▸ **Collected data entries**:

★ ★ ★ ★ ★ ★ ★

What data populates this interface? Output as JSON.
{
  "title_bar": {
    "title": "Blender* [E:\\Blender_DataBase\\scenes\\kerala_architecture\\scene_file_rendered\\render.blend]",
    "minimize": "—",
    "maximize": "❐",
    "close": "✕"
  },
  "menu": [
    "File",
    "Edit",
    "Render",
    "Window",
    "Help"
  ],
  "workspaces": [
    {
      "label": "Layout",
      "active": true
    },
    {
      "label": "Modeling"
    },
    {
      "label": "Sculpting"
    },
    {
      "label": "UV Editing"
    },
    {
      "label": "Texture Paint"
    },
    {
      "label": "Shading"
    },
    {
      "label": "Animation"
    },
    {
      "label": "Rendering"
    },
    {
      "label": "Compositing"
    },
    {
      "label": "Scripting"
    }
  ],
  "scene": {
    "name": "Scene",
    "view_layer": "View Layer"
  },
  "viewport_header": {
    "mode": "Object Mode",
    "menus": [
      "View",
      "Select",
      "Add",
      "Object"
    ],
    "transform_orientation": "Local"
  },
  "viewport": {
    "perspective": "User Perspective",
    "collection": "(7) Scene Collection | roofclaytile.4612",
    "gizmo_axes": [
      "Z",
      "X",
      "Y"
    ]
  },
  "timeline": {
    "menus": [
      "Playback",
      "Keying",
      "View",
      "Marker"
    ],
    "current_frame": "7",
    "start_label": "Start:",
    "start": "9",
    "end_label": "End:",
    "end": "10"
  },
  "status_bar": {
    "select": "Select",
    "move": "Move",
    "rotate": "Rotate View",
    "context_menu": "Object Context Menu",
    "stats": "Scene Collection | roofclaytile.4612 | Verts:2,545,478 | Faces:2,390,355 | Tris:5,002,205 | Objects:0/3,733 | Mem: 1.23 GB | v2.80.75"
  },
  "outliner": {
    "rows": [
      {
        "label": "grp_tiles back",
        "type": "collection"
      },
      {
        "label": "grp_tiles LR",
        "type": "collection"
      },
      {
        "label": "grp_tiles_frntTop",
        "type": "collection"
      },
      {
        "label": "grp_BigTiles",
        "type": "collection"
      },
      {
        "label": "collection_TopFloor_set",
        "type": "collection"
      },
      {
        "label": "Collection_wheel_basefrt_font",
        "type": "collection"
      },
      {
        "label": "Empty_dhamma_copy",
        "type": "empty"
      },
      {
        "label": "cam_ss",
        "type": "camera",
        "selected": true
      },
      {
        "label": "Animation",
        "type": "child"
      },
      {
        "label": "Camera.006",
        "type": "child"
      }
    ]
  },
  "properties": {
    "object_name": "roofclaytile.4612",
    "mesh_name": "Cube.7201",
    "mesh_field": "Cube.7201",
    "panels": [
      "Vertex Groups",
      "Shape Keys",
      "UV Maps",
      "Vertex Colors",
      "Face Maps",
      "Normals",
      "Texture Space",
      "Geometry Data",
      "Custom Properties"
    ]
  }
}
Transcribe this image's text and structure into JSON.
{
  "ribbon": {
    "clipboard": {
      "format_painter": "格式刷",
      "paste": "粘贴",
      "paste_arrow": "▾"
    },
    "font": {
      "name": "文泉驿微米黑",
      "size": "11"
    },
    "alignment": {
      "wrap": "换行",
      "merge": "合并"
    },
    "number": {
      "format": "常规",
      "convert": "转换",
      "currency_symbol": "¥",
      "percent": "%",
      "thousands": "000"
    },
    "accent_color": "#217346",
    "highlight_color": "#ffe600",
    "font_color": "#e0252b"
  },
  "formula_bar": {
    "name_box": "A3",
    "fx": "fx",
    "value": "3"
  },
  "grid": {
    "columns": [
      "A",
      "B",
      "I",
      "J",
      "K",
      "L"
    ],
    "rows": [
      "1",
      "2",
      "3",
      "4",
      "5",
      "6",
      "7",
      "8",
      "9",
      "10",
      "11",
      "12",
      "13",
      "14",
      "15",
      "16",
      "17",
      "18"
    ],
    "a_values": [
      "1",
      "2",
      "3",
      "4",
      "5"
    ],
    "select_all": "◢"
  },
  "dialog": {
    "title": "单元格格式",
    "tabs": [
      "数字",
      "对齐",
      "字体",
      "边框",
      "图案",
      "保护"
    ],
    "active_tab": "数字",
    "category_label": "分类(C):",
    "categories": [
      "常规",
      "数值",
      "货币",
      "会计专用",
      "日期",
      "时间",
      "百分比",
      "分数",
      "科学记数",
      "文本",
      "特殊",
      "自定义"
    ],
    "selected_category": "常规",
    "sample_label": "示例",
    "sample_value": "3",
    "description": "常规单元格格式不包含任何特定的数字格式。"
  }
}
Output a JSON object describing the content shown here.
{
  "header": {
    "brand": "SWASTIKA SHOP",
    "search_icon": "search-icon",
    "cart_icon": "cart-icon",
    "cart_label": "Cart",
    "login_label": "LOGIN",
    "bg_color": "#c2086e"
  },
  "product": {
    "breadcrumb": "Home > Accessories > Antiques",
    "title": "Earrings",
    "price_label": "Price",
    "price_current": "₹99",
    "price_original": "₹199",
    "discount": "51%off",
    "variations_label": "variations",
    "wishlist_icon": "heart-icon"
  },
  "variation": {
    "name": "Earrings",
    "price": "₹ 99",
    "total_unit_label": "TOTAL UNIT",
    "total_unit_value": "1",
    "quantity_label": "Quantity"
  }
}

★ ★ ★ ★ ★ ★ ★

▸ **Short task**: Write out every line of the material again, exactly as it reads.

▸ **Full answer**:
What data populates this interface? Output as JSON.
{
  "title_bar": {
    "title": "Blender* [E:\\Blender_DataBase\\scenes\\kerala_architecture\\scene_file_rendered\\render.blend]",
    "minimize": "—",
    "maximize": "❐",
    "close": "✕"
  },
  "menu": [
    "File",
    "Edit",
    "Render",
    "Window",
    "Help"
  ],
  "workspaces": [
    {
      "label": "Layout",
      "active": true
    },
    {
      "label": "Modeling"
    },
    {
      "label": "Sculpting"
    },
    {
      "label": "UV Editing"
    },
    {
      "label": "Texture Paint"
    },
    {
      "label": "Shading"
    },
    {
      "label": "Animation"
    },
    {
      "label": "Rendering"
    },
    {
      "label": "Compositing"
    },
    {
      "label": "Scripting"
    }
  ],
  "scene": {
    "name": "Scene",
    "view_layer": "View Layer"
  },
  "viewport_header": {
    "mode": "Object Mode",
    "menus": [
      "View",
      "Select",
      "Add",
      "Object"
    ],
    "transform_orientation": "Local"
  },
  "viewport": {
    "perspective": "User Perspective",
    "collection": "(7) Scene Collection | roofclaytile.4612",
    "gizmo_axes": [
      "Z",
      "X",
      "Y"
    ]
  },
  "timeline": {
    "menus": [
      "Playback",
      "Keying",
      "View",
      "Marker"
    ],
    "current_frame": "7",
    "start_label": "Start:",
    "start": "9",
    "end_label": "End:",
    "end": "10"
  },
  "status_bar": {
    "select": "Select",
    "move": "Move",
    "rotate": "Rotate View",
    "context_menu": "Object Context Menu",
    "stats": "Scene Collection | roofclaytile.4612 | Verts:2,545,478 | Faces:2,390,355 | Tris:5,002,205 | Objects:0/3,733 | Mem: 1.23 GB | v2.80.75"
  },
  "outliner": {
    "rows": [
      {
        "label": "grp_tiles back",
        "type": "collection"
      },
      {
        "label": "grp_tiles LR",
        "type": "collection"
      },
      {
        "label": "grp_tiles_frntTop",
        "type": "collection"
      },
      {
        "label": "grp_BigTiles",
        "type": "collection"
      },
      {
        "label": "collection_TopFloor_set",
        "type": "collection"
      },
      {
        "label": "Collection_wheel_basefrt_font",
        "type": "collection"
      },
      {
        "label": "Empty_dhamma_copy",
        "type": "empty"
      },
      {
        "label": "cam_ss",
        "type": "camera",
        "selected": true
      },
      {
        "label": "Animation",
        "type": "child"
      },
      {
        "label": "Camera.006",
        "type": "child"
      }
    ]
  },
  "properties": {
    "object_name": "roofclaytile.4612",
    "mesh_name": "Cube.7201",
    "mesh_field": "Cube.7201",
    "panels": [
      "Vertex Groups",
      "Shape Keys",
      "UV Maps",
      "Vertex Colors",
      "Face Maps",
      "Normals",
      "Texture Space",
      "Geometry Data",
      "Custom Properties"
    ]
  }
}
Transcribe this image's text and structure into JSON.
{
  "ribbon": {
    "clipboard": {
      "format_painter": "格式刷",
      "paste": "粘贴",
      "paste_arrow": "▾"
    },
    "font": {
      "name": "文泉驿微米黑",
      "size": "11"
    },
    "alignment": {
      "wrap": "换行",
      "merge": "合并"
    },
    "number": {
      "format": "常规",
      "convert": "转换",
      "currency_symbol": "¥",
      "percent": "%",
      "thousands": "000"
    },
    "accent_color": "#217346",
    "highlight_color": "#ffe600",
    "font_color": "#e0252b"
  },
  "formula_bar": {
    "name_box": "A3",
    "fx": "fx",
    "value": "3"
  },
  "grid": {
    "columns": [
      "A",
      "B",
      "I",
      "J",
      "K",
      "L"
    ],
    "rows": [
      "1",
      "2",
      "3",
      "4",
      "5",
      "6",
      "7",
      "8",
      "9",
      "10",
      "11",
      "12",
      "13",
      "14",
      "15",
      "16",
      "17",
      "18"
    ],
    "a_values": [
      "1",
      "2",
      "3",
      "4",
      "5"
    ],
    "select_all": "◢"
  },
  "dialog": {
    "title": "单元格格式",
    "tabs": [
      "数字",
      "对齐",
      "字体",
      "边框",
      "图案",
      "保护"
    ],
    "active_tab": "数字",
    "category_label": "分类(C):",
    "categories": [
      "常规",
      "数值",
      "货币",
      "会计专用",
      "日期",
      "时间",
      "百分比",
      "分数",
      "科学记数",
      "文本",
      "特殊",
      "自定义"
    ],
    "selected_category": "常规",
    "sample_label": "示例",
    "sample_value": "3",
    "description": "常规单元格格式不包含任何特定的数字格式。"
  }
}
Output a JSON object describing the content shown here.
{
  "header": {
    "brand": "SWASTIKA SHOP",
    "search_icon": "search-icon",
    "cart_icon": "cart-icon",
    "cart_label": "Cart",
    "login_label": "LOGIN",
    "bg_color": "#c2086e"
  },
  "product": {
    "breadcrumb": "Home > Accessories > Antiques",
    "title": "Earrings",
    "price_label": "Price",
    "price_current": "₹99",
    "price_original": "₹199",
    "discount": "51%off",
    "variations_label": "variations",
    "wishlist_icon": "heart-icon"
  },
  "variation": {
    "name": "Earrings",
    "price": "₹ 99",
    "total_unit_label": "TOTAL UNIT",
    "total_unit_value": "1",
    "quantity_label": "Quantity"
  }
}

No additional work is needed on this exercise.